**What this task involves**
Filter for the word "specific" and keep each matching line.

**Entries supplied**
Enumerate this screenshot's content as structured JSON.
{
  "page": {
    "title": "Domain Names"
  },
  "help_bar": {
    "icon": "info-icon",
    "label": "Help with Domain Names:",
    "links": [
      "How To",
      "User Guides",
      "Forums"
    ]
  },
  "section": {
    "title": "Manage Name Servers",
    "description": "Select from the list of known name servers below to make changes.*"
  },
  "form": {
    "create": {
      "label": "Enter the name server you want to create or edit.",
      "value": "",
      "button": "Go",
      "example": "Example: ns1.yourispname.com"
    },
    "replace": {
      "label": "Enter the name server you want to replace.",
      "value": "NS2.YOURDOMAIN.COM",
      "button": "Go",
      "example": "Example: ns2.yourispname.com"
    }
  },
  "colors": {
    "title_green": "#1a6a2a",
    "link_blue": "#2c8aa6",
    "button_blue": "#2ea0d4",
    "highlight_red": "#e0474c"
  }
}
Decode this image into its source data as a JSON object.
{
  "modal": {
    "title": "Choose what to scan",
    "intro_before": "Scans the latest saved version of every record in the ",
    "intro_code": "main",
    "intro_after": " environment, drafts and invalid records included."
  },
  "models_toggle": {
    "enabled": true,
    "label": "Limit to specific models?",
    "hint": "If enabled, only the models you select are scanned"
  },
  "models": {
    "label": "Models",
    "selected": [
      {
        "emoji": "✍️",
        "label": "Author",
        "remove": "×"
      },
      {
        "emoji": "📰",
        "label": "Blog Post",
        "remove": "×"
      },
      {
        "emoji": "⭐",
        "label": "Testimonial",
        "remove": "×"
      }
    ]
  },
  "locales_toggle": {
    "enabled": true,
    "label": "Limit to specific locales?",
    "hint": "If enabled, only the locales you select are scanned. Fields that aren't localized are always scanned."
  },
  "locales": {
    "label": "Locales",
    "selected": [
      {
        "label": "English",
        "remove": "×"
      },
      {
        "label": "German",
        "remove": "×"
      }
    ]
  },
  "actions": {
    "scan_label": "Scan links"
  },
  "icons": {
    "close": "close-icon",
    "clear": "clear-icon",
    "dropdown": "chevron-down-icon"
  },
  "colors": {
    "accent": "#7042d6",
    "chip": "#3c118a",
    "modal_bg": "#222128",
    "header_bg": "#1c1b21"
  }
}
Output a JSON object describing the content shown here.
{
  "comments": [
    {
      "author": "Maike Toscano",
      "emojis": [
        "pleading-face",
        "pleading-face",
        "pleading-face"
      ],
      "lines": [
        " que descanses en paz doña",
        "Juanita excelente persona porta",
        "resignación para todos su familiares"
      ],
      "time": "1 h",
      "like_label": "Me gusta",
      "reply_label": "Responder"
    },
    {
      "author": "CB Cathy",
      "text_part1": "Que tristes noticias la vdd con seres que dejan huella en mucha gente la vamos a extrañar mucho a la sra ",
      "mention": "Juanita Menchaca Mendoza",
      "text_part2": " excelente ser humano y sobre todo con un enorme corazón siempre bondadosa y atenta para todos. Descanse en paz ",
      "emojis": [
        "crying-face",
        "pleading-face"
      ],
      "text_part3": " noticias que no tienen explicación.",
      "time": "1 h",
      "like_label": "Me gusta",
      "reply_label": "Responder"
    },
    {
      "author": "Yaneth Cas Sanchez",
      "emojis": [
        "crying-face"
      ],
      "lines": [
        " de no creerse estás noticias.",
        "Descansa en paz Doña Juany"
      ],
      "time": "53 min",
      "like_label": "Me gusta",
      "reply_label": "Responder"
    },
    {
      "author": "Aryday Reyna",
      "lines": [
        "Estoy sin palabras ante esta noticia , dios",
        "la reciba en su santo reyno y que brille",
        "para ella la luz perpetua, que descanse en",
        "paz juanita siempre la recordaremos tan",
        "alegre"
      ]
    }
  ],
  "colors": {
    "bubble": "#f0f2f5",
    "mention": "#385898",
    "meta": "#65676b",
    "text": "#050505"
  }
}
--
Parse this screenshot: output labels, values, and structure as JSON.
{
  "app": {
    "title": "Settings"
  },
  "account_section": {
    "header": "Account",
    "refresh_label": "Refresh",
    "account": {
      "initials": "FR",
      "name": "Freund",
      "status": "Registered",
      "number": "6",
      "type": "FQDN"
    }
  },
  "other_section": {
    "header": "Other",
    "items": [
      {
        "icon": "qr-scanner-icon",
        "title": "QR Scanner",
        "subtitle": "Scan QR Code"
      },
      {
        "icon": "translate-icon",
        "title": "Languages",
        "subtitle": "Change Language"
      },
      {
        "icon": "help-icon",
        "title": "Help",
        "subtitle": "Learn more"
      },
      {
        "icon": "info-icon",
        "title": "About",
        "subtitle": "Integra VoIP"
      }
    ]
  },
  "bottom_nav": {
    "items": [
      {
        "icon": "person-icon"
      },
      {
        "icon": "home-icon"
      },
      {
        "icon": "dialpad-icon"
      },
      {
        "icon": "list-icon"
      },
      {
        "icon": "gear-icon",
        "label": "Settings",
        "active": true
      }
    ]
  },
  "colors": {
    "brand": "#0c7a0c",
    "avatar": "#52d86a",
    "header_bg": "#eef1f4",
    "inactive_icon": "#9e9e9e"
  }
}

**Answer to this problem**
    "label": "Limit to specific models?",
    "label": "Limit to specific locales?",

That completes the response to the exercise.